Keep only the lines where "name" appears.
====== Task inputs
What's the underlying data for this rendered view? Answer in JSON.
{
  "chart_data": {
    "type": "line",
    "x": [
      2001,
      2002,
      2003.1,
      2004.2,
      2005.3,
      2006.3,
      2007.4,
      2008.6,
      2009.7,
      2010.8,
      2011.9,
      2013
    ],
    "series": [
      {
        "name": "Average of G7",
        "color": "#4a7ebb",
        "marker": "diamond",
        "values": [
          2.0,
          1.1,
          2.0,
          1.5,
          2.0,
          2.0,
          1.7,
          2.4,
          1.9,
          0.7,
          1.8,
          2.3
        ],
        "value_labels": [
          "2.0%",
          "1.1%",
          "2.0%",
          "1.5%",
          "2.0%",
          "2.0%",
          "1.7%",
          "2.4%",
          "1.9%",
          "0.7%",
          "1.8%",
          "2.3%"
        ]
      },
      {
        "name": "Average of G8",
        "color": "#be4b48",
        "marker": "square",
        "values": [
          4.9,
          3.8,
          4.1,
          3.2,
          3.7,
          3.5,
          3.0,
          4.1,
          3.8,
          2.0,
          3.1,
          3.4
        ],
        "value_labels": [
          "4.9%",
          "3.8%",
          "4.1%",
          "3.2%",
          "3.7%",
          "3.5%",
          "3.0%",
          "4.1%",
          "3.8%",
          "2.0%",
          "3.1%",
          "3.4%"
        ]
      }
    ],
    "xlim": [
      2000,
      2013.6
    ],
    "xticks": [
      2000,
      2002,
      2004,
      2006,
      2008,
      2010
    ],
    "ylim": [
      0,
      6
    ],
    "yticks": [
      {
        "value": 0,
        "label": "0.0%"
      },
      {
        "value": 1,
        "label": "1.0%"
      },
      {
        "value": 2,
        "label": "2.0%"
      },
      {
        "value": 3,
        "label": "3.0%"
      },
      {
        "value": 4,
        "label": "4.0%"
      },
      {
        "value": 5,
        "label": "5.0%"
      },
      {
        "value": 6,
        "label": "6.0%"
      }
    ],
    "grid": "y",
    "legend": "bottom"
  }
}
============
Completed exercise:
        "name": "Average of G7",
        "name": "Average of G8",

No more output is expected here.